* TASK BRIEF:
Return every record below exactly as written, but leave out the pictures.

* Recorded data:
---*---

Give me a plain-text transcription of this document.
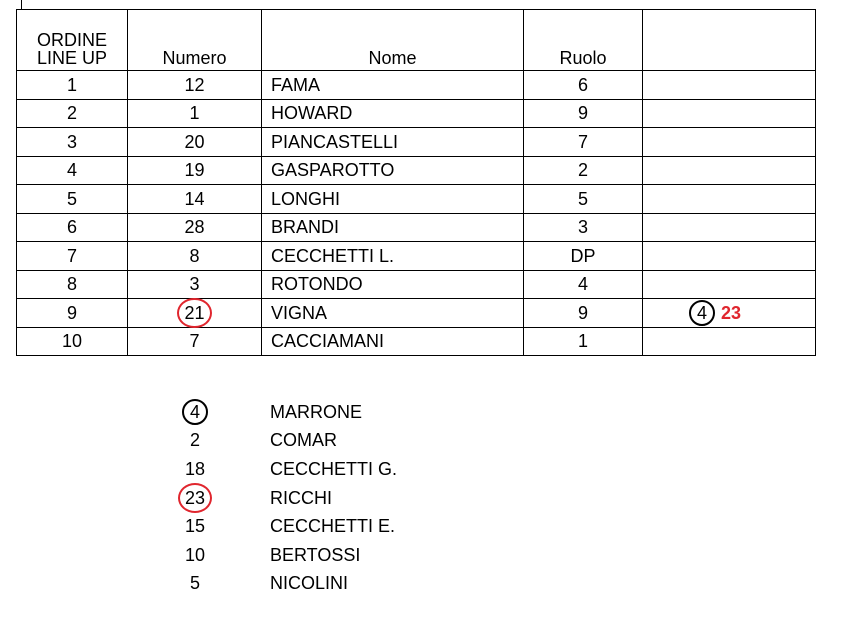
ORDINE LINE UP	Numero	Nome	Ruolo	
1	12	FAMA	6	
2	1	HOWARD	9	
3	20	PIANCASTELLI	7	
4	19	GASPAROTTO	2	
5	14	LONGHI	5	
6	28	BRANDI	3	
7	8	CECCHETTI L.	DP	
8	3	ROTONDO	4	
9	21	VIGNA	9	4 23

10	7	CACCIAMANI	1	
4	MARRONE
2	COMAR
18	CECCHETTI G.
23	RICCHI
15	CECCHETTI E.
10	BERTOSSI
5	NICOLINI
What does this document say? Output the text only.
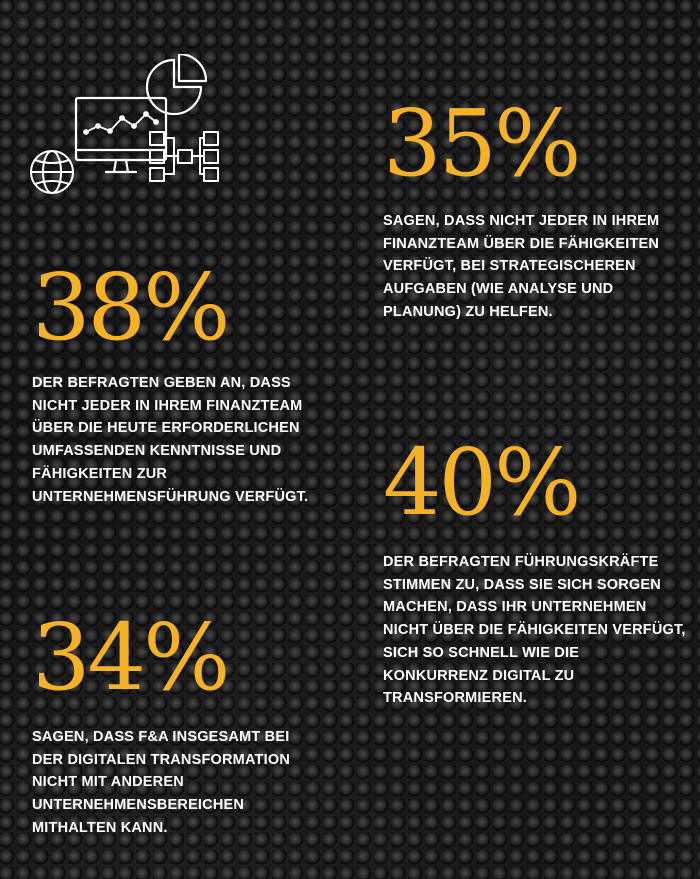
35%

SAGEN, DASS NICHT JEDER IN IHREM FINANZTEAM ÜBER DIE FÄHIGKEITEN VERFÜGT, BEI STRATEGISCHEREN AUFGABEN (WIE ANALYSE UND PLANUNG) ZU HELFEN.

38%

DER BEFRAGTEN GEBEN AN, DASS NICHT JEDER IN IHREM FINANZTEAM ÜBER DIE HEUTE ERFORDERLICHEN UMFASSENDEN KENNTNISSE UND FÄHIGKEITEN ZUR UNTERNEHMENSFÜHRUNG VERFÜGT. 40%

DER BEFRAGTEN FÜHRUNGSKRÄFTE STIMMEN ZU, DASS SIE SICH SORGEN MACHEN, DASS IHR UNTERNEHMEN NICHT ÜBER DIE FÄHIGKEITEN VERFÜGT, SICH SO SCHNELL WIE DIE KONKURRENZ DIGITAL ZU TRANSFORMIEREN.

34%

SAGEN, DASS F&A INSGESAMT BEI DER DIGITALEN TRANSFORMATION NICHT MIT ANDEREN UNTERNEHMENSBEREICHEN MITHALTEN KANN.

---*---

* EXPECTED ANSWER:
Give me a plain-text transcription of this document.
ORDINE LINE UP	Numero	Nome	Ruolo	
1	12	FAMA	6	
2	1	HOWARD	9	
3	20	PIANCASTELLI	7	
4	19	GASPAROTTO	2	
5	14	LONGHI	5	
6	28	BRANDI	3	
7	8	CECCHETTI L.	DP	
8	3	ROTONDO	4	
9	21	VIGNA	9	4 23

10	7	CACCIAMANI	1	
4	MARRONE
2	COMAR
18	CECCHETTI G.
23	RICCHI
15	CECCHETTI E.
10	BERTOSSI
5	NICOLINI
What does this document say? Output the text only.
35%

SAGEN, DASS NICHT JEDER IN IHREM FINANZTEAM ÜBER DIE FÄHIGKEITEN VERFÜGT, BEI STRATEGISCHEREN AUFGABEN (WIE ANALYSE UND PLANUNG) ZU HELFEN.

38%

DER BEFRAGTEN GEBEN AN, DASS NICHT JEDER IN IHREM FINANZTEAM ÜBER DIE HEUTE ERFORDERLICHEN UMFASSENDEN KENNTNISSE UND FÄHIGKEITEN ZUR UNTERNEHMENSFÜHRUNG VERFÜGT. 40%

DER BEFRAGTEN FÜHRUNGSKRÄFTE STIMMEN ZU, DASS SIE SICH SORGEN MACHEN, DASS IHR UNTERNEHMEN NICHT ÜBER DIE FÄHIGKEITEN VERFÜGT, SICH SO SCHNELL WIE DIE KONKURRENZ DIGITAL ZU TRANSFORMIEREN.

34%

SAGEN, DASS F&A INSGESAMT BEI DER DIGITALEN TRANSFORMATION NICHT MIT ANDEREN UNTERNEHMENSBEREICHEN MITHALTEN KANN.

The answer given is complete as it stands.